### PROBLEM STATEMENT
Write out the whole listing, matching it exactly.

### RECORDS FOR THE EXERCISE
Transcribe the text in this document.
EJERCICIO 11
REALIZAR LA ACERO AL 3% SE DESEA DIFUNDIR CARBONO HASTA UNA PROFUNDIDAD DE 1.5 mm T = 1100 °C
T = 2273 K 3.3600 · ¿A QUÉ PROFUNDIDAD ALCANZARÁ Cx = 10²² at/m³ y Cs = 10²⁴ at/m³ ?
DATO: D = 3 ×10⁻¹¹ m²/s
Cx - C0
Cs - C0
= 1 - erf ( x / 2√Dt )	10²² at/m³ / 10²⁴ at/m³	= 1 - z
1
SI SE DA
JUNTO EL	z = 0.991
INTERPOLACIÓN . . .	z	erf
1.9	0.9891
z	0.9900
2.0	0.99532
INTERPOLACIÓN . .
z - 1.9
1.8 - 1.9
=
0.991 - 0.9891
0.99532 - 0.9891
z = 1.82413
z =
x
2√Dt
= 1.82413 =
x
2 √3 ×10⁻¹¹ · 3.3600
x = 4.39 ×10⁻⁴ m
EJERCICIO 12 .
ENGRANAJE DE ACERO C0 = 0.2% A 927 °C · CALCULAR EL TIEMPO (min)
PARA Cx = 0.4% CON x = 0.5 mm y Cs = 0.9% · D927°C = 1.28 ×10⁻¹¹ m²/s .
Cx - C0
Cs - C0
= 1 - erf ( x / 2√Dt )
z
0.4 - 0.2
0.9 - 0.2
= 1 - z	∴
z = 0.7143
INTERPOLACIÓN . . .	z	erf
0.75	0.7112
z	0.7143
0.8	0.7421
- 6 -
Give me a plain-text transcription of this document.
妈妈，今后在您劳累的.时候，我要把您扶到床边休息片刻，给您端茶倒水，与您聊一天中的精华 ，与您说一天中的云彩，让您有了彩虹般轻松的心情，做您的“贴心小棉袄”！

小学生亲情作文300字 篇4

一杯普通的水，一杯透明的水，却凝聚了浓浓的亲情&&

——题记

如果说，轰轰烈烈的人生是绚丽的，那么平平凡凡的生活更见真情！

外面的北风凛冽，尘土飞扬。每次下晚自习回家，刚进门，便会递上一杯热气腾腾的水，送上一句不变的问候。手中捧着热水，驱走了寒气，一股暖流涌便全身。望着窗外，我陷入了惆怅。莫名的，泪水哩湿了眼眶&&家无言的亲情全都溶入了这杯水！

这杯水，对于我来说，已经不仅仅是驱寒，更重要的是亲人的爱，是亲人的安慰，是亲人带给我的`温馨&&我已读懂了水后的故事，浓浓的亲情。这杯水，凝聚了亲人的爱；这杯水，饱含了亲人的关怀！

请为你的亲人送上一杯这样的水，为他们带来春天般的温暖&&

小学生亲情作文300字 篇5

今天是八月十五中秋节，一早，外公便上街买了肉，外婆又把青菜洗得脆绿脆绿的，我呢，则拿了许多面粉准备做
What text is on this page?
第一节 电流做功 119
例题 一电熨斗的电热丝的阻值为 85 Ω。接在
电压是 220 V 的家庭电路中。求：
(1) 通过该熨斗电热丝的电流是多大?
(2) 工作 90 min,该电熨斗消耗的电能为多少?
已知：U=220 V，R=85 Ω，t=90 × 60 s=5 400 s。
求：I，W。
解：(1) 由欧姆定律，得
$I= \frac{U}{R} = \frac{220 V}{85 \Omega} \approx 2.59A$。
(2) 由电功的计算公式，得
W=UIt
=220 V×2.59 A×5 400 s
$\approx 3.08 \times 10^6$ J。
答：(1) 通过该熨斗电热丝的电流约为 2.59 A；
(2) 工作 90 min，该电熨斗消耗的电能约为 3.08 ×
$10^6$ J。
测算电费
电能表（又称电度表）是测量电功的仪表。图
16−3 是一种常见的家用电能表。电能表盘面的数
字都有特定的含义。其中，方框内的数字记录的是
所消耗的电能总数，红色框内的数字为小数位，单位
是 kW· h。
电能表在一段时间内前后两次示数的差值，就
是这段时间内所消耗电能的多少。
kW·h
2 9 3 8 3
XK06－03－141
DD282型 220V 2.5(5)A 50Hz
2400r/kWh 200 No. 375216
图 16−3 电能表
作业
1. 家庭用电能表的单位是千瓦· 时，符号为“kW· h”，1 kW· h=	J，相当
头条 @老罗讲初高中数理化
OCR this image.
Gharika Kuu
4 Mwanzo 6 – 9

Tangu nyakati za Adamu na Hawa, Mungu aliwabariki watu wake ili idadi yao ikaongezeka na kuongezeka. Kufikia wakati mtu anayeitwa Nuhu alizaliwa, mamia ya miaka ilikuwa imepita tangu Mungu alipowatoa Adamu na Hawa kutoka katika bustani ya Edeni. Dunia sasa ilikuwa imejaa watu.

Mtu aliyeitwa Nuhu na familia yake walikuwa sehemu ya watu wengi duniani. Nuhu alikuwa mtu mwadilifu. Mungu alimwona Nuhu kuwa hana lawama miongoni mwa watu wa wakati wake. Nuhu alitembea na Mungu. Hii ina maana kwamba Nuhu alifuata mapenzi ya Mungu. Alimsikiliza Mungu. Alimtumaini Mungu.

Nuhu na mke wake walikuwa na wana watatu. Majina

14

### EXERCISE RESULT
Transcribe the text in this document.
EJERCICIO 11
REALIZAR LA ACERO AL 3% SE DESEA DIFUNDIR CARBONO HASTA UNA PROFUNDIDAD DE 1.5 mm T = 1100 °C
T = 2273 K 3.3600 · ¿A QUÉ PROFUNDIDAD ALCANZARÁ Cx = 10²² at/m³ y Cs = 10²⁴ at/m³ ?
DATO: D = 3 ×10⁻¹¹ m²/s
Cx - C0
Cs - C0
= 1 - erf ( x / 2√Dt )	10²² at/m³ / 10²⁴ at/m³	= 1 - z
1
SI SE DA
JUNTO EL	z = 0.991
INTERPOLACIÓN . . .	z	erf
1.9	0.9891
z	0.9900
2.0	0.99532
INTERPOLACIÓN . .
z - 1.9
1.8 - 1.9
=
0.991 - 0.9891
0.99532 - 0.9891
z = 1.82413
z =
x
2√Dt
= 1.82413 =
x
2 √3 ×10⁻¹¹ · 3.3600
x = 4.39 ×10⁻⁴ m
EJERCICIO 12 .
ENGRANAJE DE ACERO C0 = 0.2% A 927 °C · CALCULAR EL TIEMPO (min)
PARA Cx = 0.4% CON x = 0.5 mm y Cs = 0.9% · D927°C = 1.28 ×10⁻¹¹ m²/s .
Cx - C0
Cs - C0
= 1 - erf ( x / 2√Dt )
z
0.4 - 0.2
0.9 - 0.2
= 1 - z	∴
z = 0.7143
INTERPOLACIÓN . . .	z	erf
0.75	0.7112
z	0.7143
0.8	0.7421
- 6 -
Give me a plain-text transcription of this document.
妈妈，今后在您劳累的.时候，我要把您扶到床边休息片刻，给您端茶倒水，与您聊一天中的精华 ，与您说一天中的云彩，让您有了彩虹般轻松的心情，做您的“贴心小棉袄”！

小学生亲情作文300字 篇4

一杯普通的水，一杯透明的水，却凝聚了浓浓的亲情&&

——题记

如果说，轰轰烈烈的人生是绚丽的，那么平平凡凡的生活更见真情！

外面的北风凛冽，尘土飞扬。每次下晚自习回家，刚进门，便会递上一杯热气腾腾的水，送上一句不变的问候。手中捧着热水，驱走了寒气，一股暖流涌便全身。望着窗外，我陷入了惆怅。莫名的，泪水哩湿了眼眶&&家无言的亲情全都溶入了这杯水！

这杯水，对于我来说，已经不仅仅是驱寒，更重要的是亲人的爱，是亲人的安慰，是亲人带给我的`温馨&&我已读懂了水后的故事，浓浓的亲情。这杯水，凝聚了亲人的爱；这杯水，饱含了亲人的关怀！

请为你的亲人送上一杯这样的水，为他们带来春天般的温暖&&

小学生亲情作文300字 篇5

今天是八月十五中秋节，一早，外公便上街买了肉，外婆又把青菜洗得脆绿脆绿的，我呢，则拿了许多面粉准备做
What text is on this page?
第一节 电流做功 119
例题 一电熨斗的电热丝的阻值为 85 Ω。接在
电压是 220 V 的家庭电路中。求：
(1) 通过该熨斗电热丝的电流是多大?
(2) 工作 90 min,该电熨斗消耗的电能为多少?
已知：U=220 V，R=85 Ω，t=90 × 60 s=5 400 s。
求：I，W。
解：(1) 由欧姆定律，得
$I= \frac{U}{R} = \frac{220 V}{85 \Omega} \approx 2.59A$。
(2) 由电功的计算公式，得
W=UIt
=220 V×2.59 A×5 400 s
$\approx 3.08 \times 10^6$ J。
答：(1) 通过该熨斗电热丝的电流约为 2.59 A；
(2) 工作 90 min，该电熨斗消耗的电能约为 3.08 ×
$10^6$ J。
测算电费
电能表（又称电度表）是测量电功的仪表。图
16−3 是一种常见的家用电能表。电能表盘面的数
字都有特定的含义。其中，方框内的数字记录的是
所消耗的电能总数，红色框内的数字为小数位，单位
是 kW· h。
电能表在一段时间内前后两次示数的差值，就
是这段时间内所消耗电能的多少。
kW·h
2 9 3 8 3
XK06－03－141
DD282型 220V 2.5(5)A 50Hz
2400r/kWh 200 No. 375216
图 16−3 电能表
作业
1. 家庭用电能表的单位是千瓦· 时，符号为“kW· h”，1 kW· h=	J，相当
头条 @老罗讲初高中数理化
OCR this image.
Gharika Kuu
4 Mwanzo 6 – 9

Tangu nyakati za Adamu na Hawa, Mungu aliwabariki watu wake ili idadi yao ikaongezeka na kuongezeka. Kufikia wakati mtu anayeitwa Nuhu alizaliwa, mamia ya miaka ilikuwa imepita tangu Mungu alipowatoa Adamu na Hawa kutoka katika bustani ya Edeni. Dunia sasa ilikuwa imejaa watu.

Mtu aliyeitwa Nuhu na familia yake walikuwa sehemu ya watu wengi duniani. Nuhu alikuwa mtu mwadilifu. Mungu alimwona Nuhu kuwa hana lawama miongoni mwa watu wa wakati wake. Nuhu alitembea na Mungu. Hii ina maana kwamba Nuhu alifuata mapenzi ya Mungu. Alimsikiliza Mungu. Alimtumaini Mungu.

Nuhu na mke wake walikuwa na wana watatu. Majina

14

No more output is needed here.